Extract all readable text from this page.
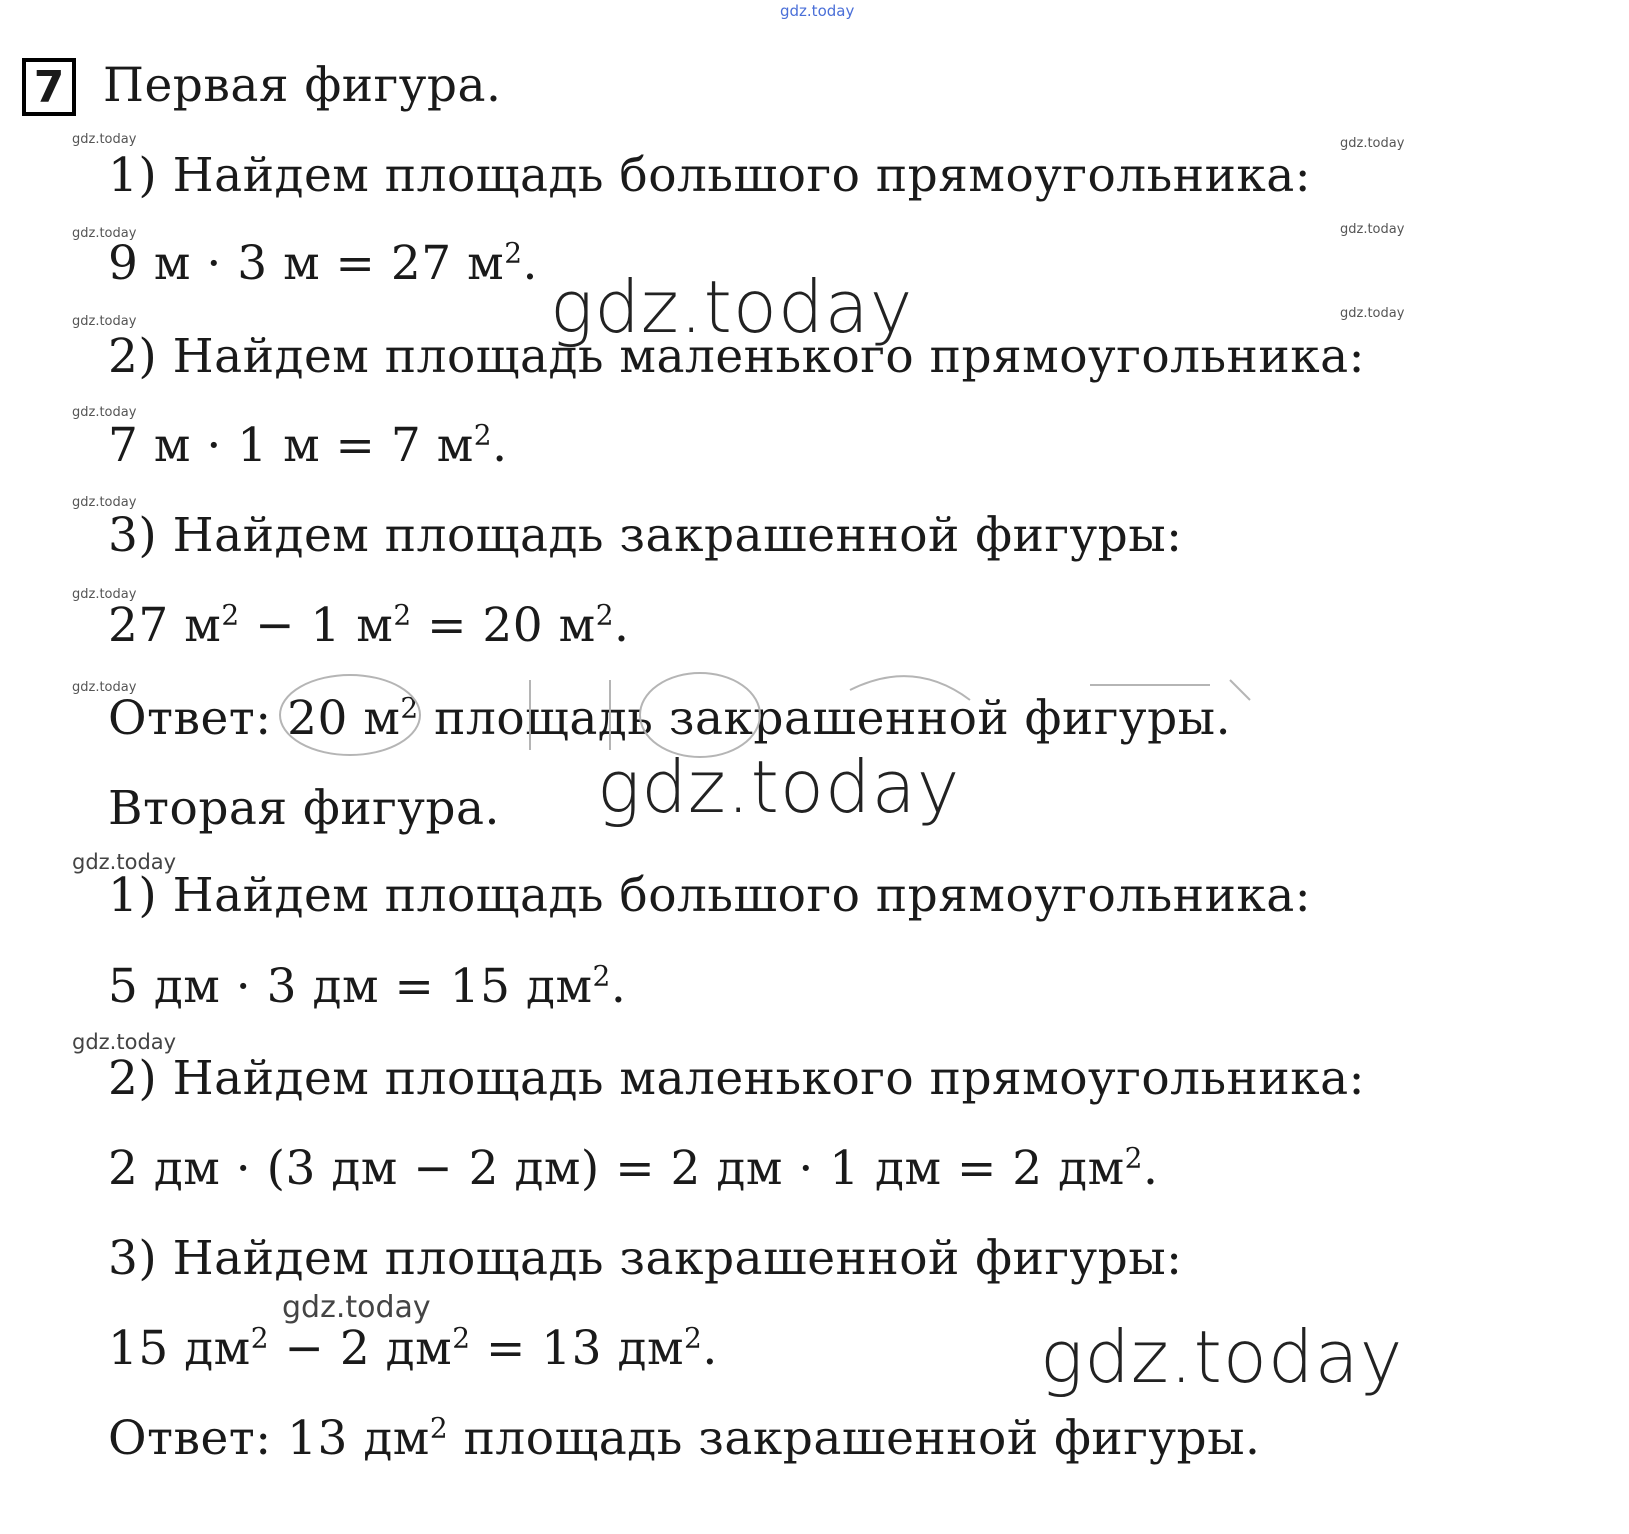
gdz.today
7 Первая фигура.
1) Найдем площадь большого прямоугольника:
9 м · 3 м = 27 $м^2$.
2) Найдем площадь маленького прямоугольника:
7 м · 1 м = 7 $м^2$.
3) Найдем площадь закрашенной фигуры:
27 $м^2 - 1$ $м^2 = 20$ $м^2$.
Ответ: 20 $м^2$ площадь закрашенной фигуры.
Вторая фигура.
1) Найдем площадь большого прямоугольника:
5 дм · 3 дм = 15 $дм^2$.
2) Найдем площадь маленького прямоугольника:
2 дм · (3 дм − 2 дм) = 2 дм · 1 дм = 2 $дм^2$.
3) Найдем площадь закрашенной фигуры:
15 $дм^2 - 2$ $дм^2 = 13$ $дм^2$.
Ответ: 13 $дм^2$ площадь закрашенной фигуры.
gdz.today	gdz.today
gdz.today	gdz.today
gdz.today
gdz.today
gdz.today
gdz.today
gdz.today
gdz.today
gdz.today
gdz.today
gdz.today
gdz.today
gdz.today
gdz.today
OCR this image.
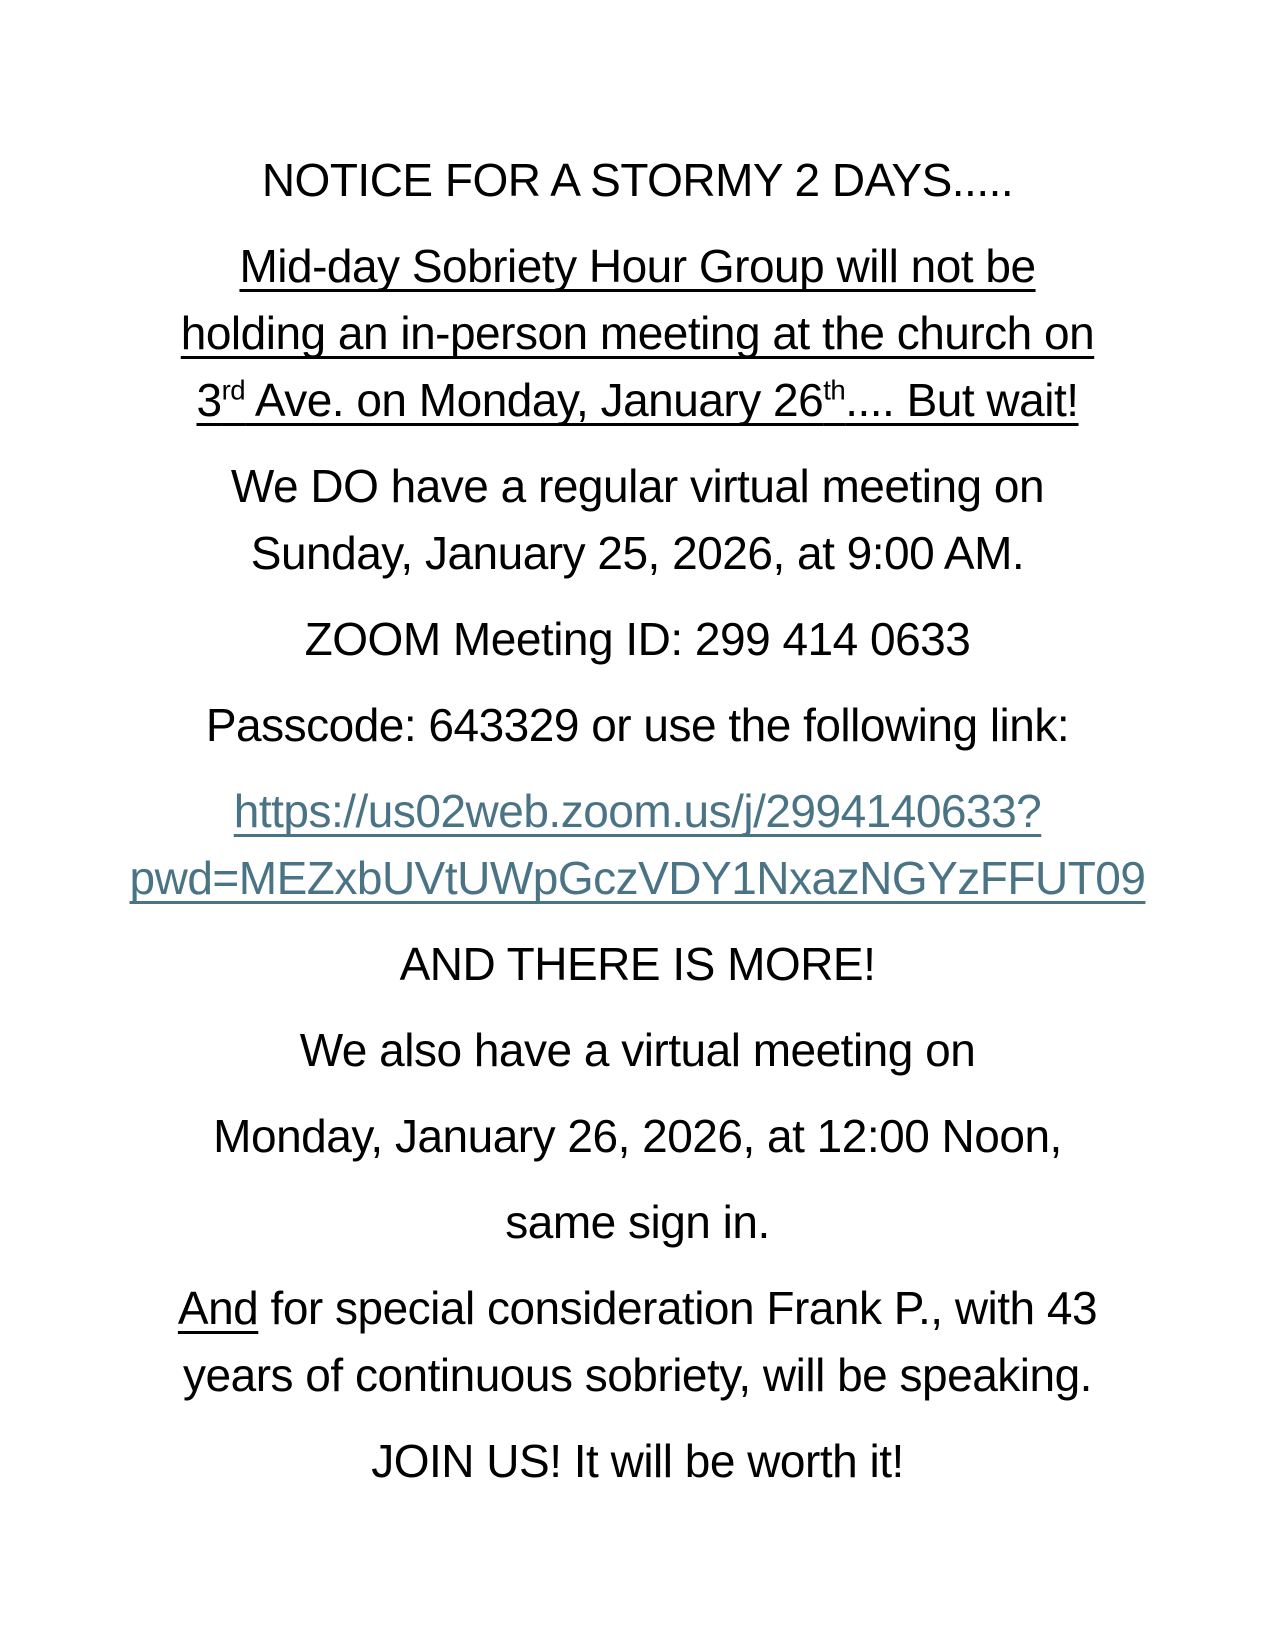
NOTICE FOR A STORMY 2 DAYS.....

Mid-day Sobriety Hour Group will not be
holding an in-person meeting at the church on
3rd Ave. on Monday, January 26th.... But wait!

We DO have a regular virtual meeting on
Sunday, January 25, 2026, at 9:00 AM.

ZOOM Meeting ID: 299 414 0633

Passcode: 643329 or use the following link:

https://us02web.zoom.us/j/2994140633?
pwd=MEZxbUVtUWpGczVDY1NxazNGYzFFUT09

AND THERE IS MORE!

We also have a virtual meeting on

Monday, January 26, 2026, at 12:00 Noon,

same sign in.

And for special consideration Frank P., with 43
years of continuous sobriety, will be speaking.

JOIN US! It will be worth it!
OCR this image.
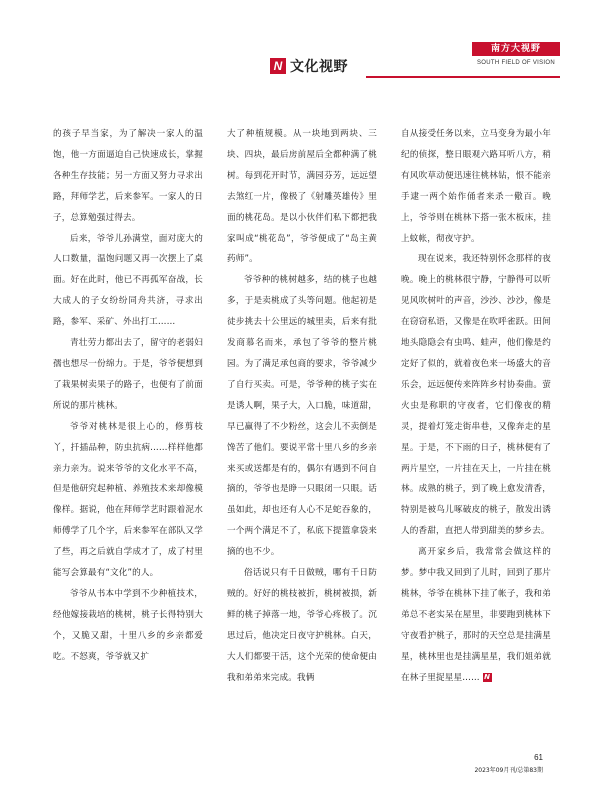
N 文化视野
南方大视野
SOUTH FIELD OF VISION

的孩子早当家，为了解决一家人的温饱，他一方面逼迫自己快速成长，掌握各种生存技能；另一方面又努力寻求出路，拜师学艺，后来参军。一家人的日子，总算勉强过得去。

后来，爷爷儿孙满堂，面对庞大的人口数量，温饱问题又再一次摆上了桌面。好在此时，他已不再孤军奋战，长大成人的子女纷纷同舟共济，寻求出路，参军、采矿、外出打工……

青壮劳力都出去了，留守的老弱妇孺也想尽一份绵力。于是，爷爷便想到了栽果树卖果子的路子，也便有了前面所说的那片桃林。

爷爷对桃林是很上心的，修剪枝丫，扦插品种，防虫抗病……样样他都亲力亲为。说来爷爷的文化水平不高，但是他研究起种植、养殖技术来却像模像样。据说，他在拜师学艺时跟着泥水师傅学了几个字，后来参军在部队又学了些，再之后就自学成才了，成了村里能写会算最有“文化”的人。

爷爷从书本中学到不少种植技术，经他嫁接栽培的桃树，桃子长得特别大个，又脆又甜，十里八乡的乡亲都爱吃。不怒爽，爷爷就又扩

大了种植规模。从一块地到两块、三块、四块，最后房前屋后全都种满了桃树。每到花开时节，满园芬芳，远远望去煞红一片，像极了《射雕英雄传》里面的桃花岛。是以小伙伴们私下都把我家叫成“桃花岛”，爷爷便成了“岛主黄药师”。

爷爷种的桃树越多，结的桃子也越多，于是卖桃成了头等问题。他起初是徒步挑去十公里远的城里卖，后来有批发商慕名而来，承包了爷爷的整片桃园。为了满足承包商的要求，爷爷减少了自行买卖。可是，爷爷种的桃子实在是诱人啊，果子大，入口脆，味道甜，早已赢得了不少粉丝，这会儿不卖倒是馋苦了他们。要说平常十里八乡的乡亲来买或送都是有的，偶尔有遇到不问自摘的，爷爷也是睁一只眼闭一只眼。话虽如此，却也还有人心不足蛇吞象的，一个两个满足不了，私底下提篮拿袋来摘的也不少。

俗话说只有千日做贼，哪有千日防贼的。好好的桃枝被折，桃树被损，新鲜的桃子掉落一地，爷爷心疼极了。沉思过后，他决定日夜守护桃林。白天，大人们都要干活，这个光荣的使命便由我和弟弟来完成。我俩

自从接受任务以来，立马变身为最小年纪的侦探，整日眼观六路耳听八方，稍有风吹草动便迅速往桃林钻，恨不能亲手逮一两个始作俑者来杀一儆百。晚上，爷爷则在桃林下搭一张木板床，挂上蚊帐，彻夜守护。

现在说来，我还特别怀念那样的夜晚。晚上的桃林很宁静，宁静得可以听见风吹树叶的声音，沙沙、沙沙，像是在窃窃私语，又像是在吹呼雀跃。田间地头隐隐会有虫鸣、蛙声，他们像是约定好了似的，就着夜色来一场盛大的音乐会，远远便传来阵阵乡村协奏曲。萤火虫是称职的守夜者，它们像夜的精灵，提着灯笼走街串巷，又像奔走的星星。于是，不下雨的日子，桃林便有了两片星空，一片挂在天上，一片挂在桃林。成熟的桃子，到了晚上愈发清香，特别是被鸟儿啄破皮的桃子，散发出诱人的香甜，直把人带到甜美的梦乡去。

离开家乡后，我常常会做这样的梦。梦中我又回到了儿时，回到了那片桃林，爷爷在桃林下挂了帐子，我和弟弟总不老实呆在屋里，非要跑到桃林下守夜看护桃子，那时的天空总是挂满星星，桃林里也是挂满星星，我们姐弟就在林子里捉星星…… N

61
2023年09月刊/总第83期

PROBLEM DETAILS: Give an exact copy of the material, leaving out every picture.

SOLVED PROBLEM:
Extract all readable text from this page.
gdz.today
7 Первая фигура.
1) Найдем площадь большого прямоугольника:
9 м · 3 м = 27 $м^2$.
2) Найдем площадь маленького прямоугольника:
7 м · 1 м = 7 $м^2$.
3) Найдем площадь закрашенной фигуры:
27 $м^2 - 1$ $м^2 = 20$ $м^2$.
Ответ: 20 $м^2$ площадь закрашенной фигуры.
Вторая фигура.
1) Найдем площадь большого прямоугольника:
5 дм · 3 дм = 15 $дм^2$.
2) Найдем площадь маленького прямоугольника:
2 дм · (3 дм − 2 дм) = 2 дм · 1 дм = 2 $дм^2$.
3) Найдем площадь закрашенной фигуры:
15 $дм^2 - 2$ $дм^2 = 13$ $дм^2$.
Ответ: 13 $дм^2$ площадь закрашенной фигуры.
gdz.today	gdz.today
gdz.today	gdz.today
gdz.today
gdz.today
gdz.today
gdz.today
gdz.today
gdz.today
gdz.today
gdz.today
gdz.today
gdz.today
gdz.today
gdz.today
OCR this image.
NOTICE FOR A STORMY 2 DAYS.....

Mid-day Sobriety Hour Group will not be
holding an in-person meeting at the church on
3rd Ave. on Monday, January 26th.... But wait!

We DO have a regular virtual meeting on
Sunday, January 25, 2026, at 9:00 AM.

ZOOM Meeting ID: 299 414 0633

Passcode: 643329 or use the following link:

https://us02web.zoom.us/j/2994140633?
pwd=MEZxbUVtUWpGczVDY1NxazNGYzFFUT09

AND THERE IS MORE!

We also have a virtual meeting on

Monday, January 26, 2026, at 12:00 Noon,

same sign in.

And for special consideration Frank P., with 43
years of continuous sobriety, will be speaking.

JOIN US! It will be worth it!
OCR this image.
N 文化视野
南方大视野
SOUTH FIELD OF VISION

的孩子早当家，为了解决一家人的温饱，他一方面逼迫自己快速成长，掌握各种生存技能；另一方面又努力寻求出路，拜师学艺，后来参军。一家人的日子，总算勉强过得去。

后来，爷爷儿孙满堂，面对庞大的人口数量，温饱问题又再一次摆上了桌面。好在此时，他已不再孤军奋战，长大成人的子女纷纷同舟共济，寻求出路，参军、采矿、外出打工……

青壮劳力都出去了，留守的老弱妇孺也想尽一份绵力。于是，爷爷便想到了栽果树卖果子的路子，也便有了前面所说的那片桃林。

爷爷对桃林是很上心的，修剪枝丫，扦插品种，防虫抗病……样样他都亲力亲为。说来爷爷的文化水平不高，但是他研究起种植、养殖技术来却像模像样。据说，他在拜师学艺时跟着泥水师傅学了几个字，后来参军在部队又学了些，再之后就自学成才了，成了村里能写会算最有“文化”的人。

爷爷从书本中学到不少种植技术，经他嫁接栽培的桃树，桃子长得特别大个，又脆又甜，十里八乡的乡亲都爱吃。不怒爽，爷爷就又扩

大了种植规模。从一块地到两块、三块、四块，最后房前屋后全都种满了桃树。每到花开时节，满园芬芳，远远望去煞红一片，像极了《射雕英雄传》里面的桃花岛。是以小伙伴们私下都把我家叫成“桃花岛”，爷爷便成了“岛主黄药师”。

爷爷种的桃树越多，结的桃子也越多，于是卖桃成了头等问题。他起初是徒步挑去十公里远的城里卖，后来有批发商慕名而来，承包了爷爷的整片桃园。为了满足承包商的要求，爷爷减少了自行买卖。可是，爷爷种的桃子实在是诱人啊，果子大，入口脆，味道甜，早已赢得了不少粉丝，这会儿不卖倒是馋苦了他们。要说平常十里八乡的乡亲来买或送都是有的，偶尔有遇到不问自摘的，爷爷也是睁一只眼闭一只眼。话虽如此，却也还有人心不足蛇吞象的，一个两个满足不了，私底下提篮拿袋来摘的也不少。

俗话说只有千日做贼，哪有千日防贼的。好好的桃枝被折，桃树被损，新鲜的桃子掉落一地，爷爷心疼极了。沉思过后，他决定日夜守护桃林。白天，大人们都要干活，这个光荣的使命便由我和弟弟来完成。我俩

自从接受任务以来，立马变身为最小年纪的侦探，整日眼观六路耳听八方，稍有风吹草动便迅速往桃林钻，恨不能亲手逮一两个始作俑者来杀一儆百。晚上，爷爷则在桃林下搭一张木板床，挂上蚊帐，彻夜守护。

现在说来，我还特别怀念那样的夜晚。晚上的桃林很宁静，宁静得可以听见风吹树叶的声音，沙沙、沙沙，像是在窃窃私语，又像是在吹呼雀跃。田间地头隐隐会有虫鸣、蛙声，他们像是约定好了似的，就着夜色来一场盛大的音乐会，远远便传来阵阵乡村协奏曲。萤火虫是称职的守夜者，它们像夜的精灵，提着灯笼走街串巷，又像奔走的星星。于是，不下雨的日子，桃林便有了两片星空，一片挂在天上，一片挂在桃林。成熟的桃子，到了晚上愈发清香，特别是被鸟儿啄破皮的桃子，散发出诱人的香甜，直把人带到甜美的梦乡去。

离开家乡后，我常常会做这样的梦。梦中我又回到了儿时，回到了那片桃林，爷爷在桃林下挂了帐子，我和弟弟总不老实呆在屋里，非要跑到桃林下守夜看护桃子，那时的天空总是挂满星星，桃林里也是挂满星星，我们姐弟就在林子里捉星星…… N

61
2023年09月刊/总第83期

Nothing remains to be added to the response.